Given problem
Every line of the records below should be restated exactly.

— BEGIN Provided data —

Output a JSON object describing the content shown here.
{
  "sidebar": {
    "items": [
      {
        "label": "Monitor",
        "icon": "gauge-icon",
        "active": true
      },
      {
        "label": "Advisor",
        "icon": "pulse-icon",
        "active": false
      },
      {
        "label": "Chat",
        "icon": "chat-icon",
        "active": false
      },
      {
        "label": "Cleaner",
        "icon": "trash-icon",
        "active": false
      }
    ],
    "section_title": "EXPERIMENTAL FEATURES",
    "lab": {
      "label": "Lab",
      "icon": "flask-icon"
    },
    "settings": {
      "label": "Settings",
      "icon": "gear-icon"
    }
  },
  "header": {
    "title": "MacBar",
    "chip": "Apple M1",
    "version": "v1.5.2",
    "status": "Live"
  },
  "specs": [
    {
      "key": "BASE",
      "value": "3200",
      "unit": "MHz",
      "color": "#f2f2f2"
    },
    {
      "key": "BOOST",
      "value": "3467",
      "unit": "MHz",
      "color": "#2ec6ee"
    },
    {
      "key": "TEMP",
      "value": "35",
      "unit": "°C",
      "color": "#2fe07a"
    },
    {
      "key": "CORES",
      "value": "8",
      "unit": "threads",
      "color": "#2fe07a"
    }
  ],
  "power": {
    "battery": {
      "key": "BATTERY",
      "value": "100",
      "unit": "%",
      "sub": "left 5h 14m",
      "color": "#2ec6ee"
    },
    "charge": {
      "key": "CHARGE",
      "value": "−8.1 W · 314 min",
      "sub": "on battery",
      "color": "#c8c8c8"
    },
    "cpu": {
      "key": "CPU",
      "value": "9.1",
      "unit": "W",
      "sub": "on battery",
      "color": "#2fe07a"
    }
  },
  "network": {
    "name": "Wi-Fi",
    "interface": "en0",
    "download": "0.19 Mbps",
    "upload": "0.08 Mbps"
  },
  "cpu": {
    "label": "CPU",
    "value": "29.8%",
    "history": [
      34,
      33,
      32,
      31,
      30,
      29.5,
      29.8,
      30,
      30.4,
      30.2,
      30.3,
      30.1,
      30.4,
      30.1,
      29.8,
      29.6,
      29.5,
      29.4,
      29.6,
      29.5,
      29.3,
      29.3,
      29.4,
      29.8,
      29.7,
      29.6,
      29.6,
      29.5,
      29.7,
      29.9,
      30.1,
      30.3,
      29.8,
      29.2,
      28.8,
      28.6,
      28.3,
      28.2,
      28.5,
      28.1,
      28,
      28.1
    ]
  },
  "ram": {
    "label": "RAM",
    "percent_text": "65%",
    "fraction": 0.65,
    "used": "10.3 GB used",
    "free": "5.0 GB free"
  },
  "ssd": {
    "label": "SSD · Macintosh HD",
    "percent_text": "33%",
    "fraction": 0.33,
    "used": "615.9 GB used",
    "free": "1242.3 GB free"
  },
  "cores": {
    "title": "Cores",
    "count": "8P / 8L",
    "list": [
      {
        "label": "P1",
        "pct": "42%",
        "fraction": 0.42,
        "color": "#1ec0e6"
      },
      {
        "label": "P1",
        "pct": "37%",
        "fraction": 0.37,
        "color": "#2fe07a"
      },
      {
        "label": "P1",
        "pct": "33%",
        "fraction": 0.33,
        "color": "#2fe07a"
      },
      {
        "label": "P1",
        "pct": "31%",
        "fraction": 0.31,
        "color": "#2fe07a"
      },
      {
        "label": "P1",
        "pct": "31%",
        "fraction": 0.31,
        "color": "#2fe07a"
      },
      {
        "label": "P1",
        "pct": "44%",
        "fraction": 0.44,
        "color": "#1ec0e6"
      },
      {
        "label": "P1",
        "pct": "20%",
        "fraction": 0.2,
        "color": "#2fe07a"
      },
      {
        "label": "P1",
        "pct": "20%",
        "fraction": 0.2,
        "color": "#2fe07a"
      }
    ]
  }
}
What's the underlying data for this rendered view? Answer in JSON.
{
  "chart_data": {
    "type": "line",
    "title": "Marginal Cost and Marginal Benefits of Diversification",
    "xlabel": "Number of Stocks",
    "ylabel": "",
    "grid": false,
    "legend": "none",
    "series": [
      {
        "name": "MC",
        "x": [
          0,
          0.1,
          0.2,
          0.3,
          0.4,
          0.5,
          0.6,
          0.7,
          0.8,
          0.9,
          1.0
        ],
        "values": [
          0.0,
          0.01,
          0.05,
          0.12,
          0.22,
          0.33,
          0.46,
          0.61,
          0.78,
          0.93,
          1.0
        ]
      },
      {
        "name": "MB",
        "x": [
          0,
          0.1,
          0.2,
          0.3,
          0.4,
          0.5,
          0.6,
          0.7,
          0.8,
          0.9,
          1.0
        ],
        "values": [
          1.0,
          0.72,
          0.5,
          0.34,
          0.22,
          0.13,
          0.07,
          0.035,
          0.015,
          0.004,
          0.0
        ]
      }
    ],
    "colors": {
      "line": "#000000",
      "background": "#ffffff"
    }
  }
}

— END Provided data —

The solution
Output a JSON object describing the content shown here.
{
  "sidebar": {
    "items": [
      {
        "label": "Monitor",
        "icon": "gauge-icon",
        "active": true
      },
      {
        "label": "Advisor",
        "icon": "pulse-icon",
        "active": false
      },
      {
        "label": "Chat",
        "icon": "chat-icon",
        "active": false
      },
      {
        "label": "Cleaner",
        "icon": "trash-icon",
        "active": false
      }
    ],
    "section_title": "EXPERIMENTAL FEATURES",
    "lab": {
      "label": "Lab",
      "icon": "flask-icon"
    },
    "settings": {
      "label": "Settings",
      "icon": "gear-icon"
    }
  },
  "header": {
    "title": "MacBar",
    "chip": "Apple M1",
    "version": "v1.5.2",
    "status": "Live"
  },
  "specs": [
    {
      "key": "BASE",
      "value": "3200",
      "unit": "MHz",
      "color": "#f2f2f2"
    },
    {
      "key": "BOOST",
      "value": "3467",
      "unit": "MHz",
      "color": "#2ec6ee"
    },
    {
      "key": "TEMP",
      "value": "35",
      "unit": "°C",
      "color": "#2fe07a"
    },
    {
      "key": "CORES",
      "value": "8",
      "unit": "threads",
      "color": "#2fe07a"
    }
  ],
  "power": {
    "battery": {
      "key": "BATTERY",
      "value": "100",
      "unit": "%",
      "sub": "left 5h 14m",
      "color": "#2ec6ee"
    },
    "charge": {
      "key": "CHARGE",
      "value": "−8.1 W · 314 min",
      "sub": "on battery",
      "color": "#c8c8c8"
    },
    "cpu": {
      "key": "CPU",
      "value": "9.1",
      "unit": "W",
      "sub": "on battery",
      "color": "#2fe07a"
    }
  },
  "network": {
    "name": "Wi-Fi",
    "interface": "en0",
    "download": "0.19 Mbps",
    "upload": "0.08 Mbps"
  },
  "cpu": {
    "label": "CPU",
    "value": "29.8%",
    "history": [
      34,
      33,
      32,
      31,
      30,
      29.5,
      29.8,
      30,
      30.4,
      30.2,
      30.3,
      30.1,
      30.4,
      30.1,
      29.8,
      29.6,
      29.5,
      29.4,
      29.6,
      29.5,
      29.3,
      29.3,
      29.4,
      29.8,
      29.7,
      29.6,
      29.6,
      29.5,
      29.7,
      29.9,
      30.1,
      30.3,
      29.8,
      29.2,
      28.8,
      28.6,
      28.3,
      28.2,
      28.5,
      28.1,
      28,
      28.1
    ]
  },
  "ram": {
    "label": "RAM",
    "percent_text": "65%",
    "fraction": 0.65,
    "used": "10.3 GB used",
    "free": "5.0 GB free"
  },
  "ssd": {
    "label": "SSD · Macintosh HD",
    "percent_text": "33%",
    "fraction": 0.33,
    "used": "615.9 GB used",
    "free": "1242.3 GB free"
  },
  "cores": {
    "title": "Cores",
    "count": "8P / 8L",
    "list": [
      {
        "label": "P1",
        "pct": "42%",
        "fraction": 0.42,
        "color": "#1ec0e6"
      },
      {
        "label": "P1",
        "pct": "37%",
        "fraction": 0.37,
        "color": "#2fe07a"
      },
      {
        "label": "P1",
        "pct": "33%",
        "fraction": 0.33,
        "color": "#2fe07a"
      },
      {
        "label": "P1",
        "pct": "31%",
        "fraction": 0.31,
        "color": "#2fe07a"
      },
      {
        "label": "P1",
        "pct": "31%",
        "fraction": 0.31,
        "color": "#2fe07a"
      },
      {
        "label": "P1",
        "pct": "44%",
        "fraction": 0.44,
        "color": "#1ec0e6"
      },
      {
        "label": "P1",
        "pct": "20%",
        "fraction": 0.2,
        "color": "#2fe07a"
      },
      {
        "label": "P1",
        "pct": "20%",
        "fraction": 0.2,
        "color": "#2fe07a"
      }
    ]
  }
}
What's the underlying data for this rendered view? Answer in JSON.
{
  "chart_data": {
    "type": "line",
    "title": "Marginal Cost and Marginal Benefits of Diversification",
    "xlabel": "Number of Stocks",
    "ylabel": "",
    "grid": false,
    "legend": "none",
    "series": [
      {
        "name": "MC",
        "x": [
          0,
          0.1,
          0.2,
          0.3,
          0.4,
          0.5,
          0.6,
          0.7,
          0.8,
          0.9,
          1.0
        ],
        "values": [
          0.0,
          0.01,
          0.05,
          0.12,
          0.22,
          0.33,
          0.46,
          0.61,
          0.78,
          0.93,
          1.0
        ]
      },
      {
        "name": "MB",
        "x": [
          0,
          0.1,
          0.2,
          0.3,
          0.4,
          0.5,
          0.6,
          0.7,
          0.8,
          0.9,
          1.0
        ],
        "values": [
          1.0,
          0.72,
          0.5,
          0.34,
          0.22,
          0.13,
          0.07,
          0.035,
          0.015,
          0.004,
          0.0
        ]
      }
    ],
    "colors": {
      "line": "#000000",
      "background": "#ffffff"
    }
  }
}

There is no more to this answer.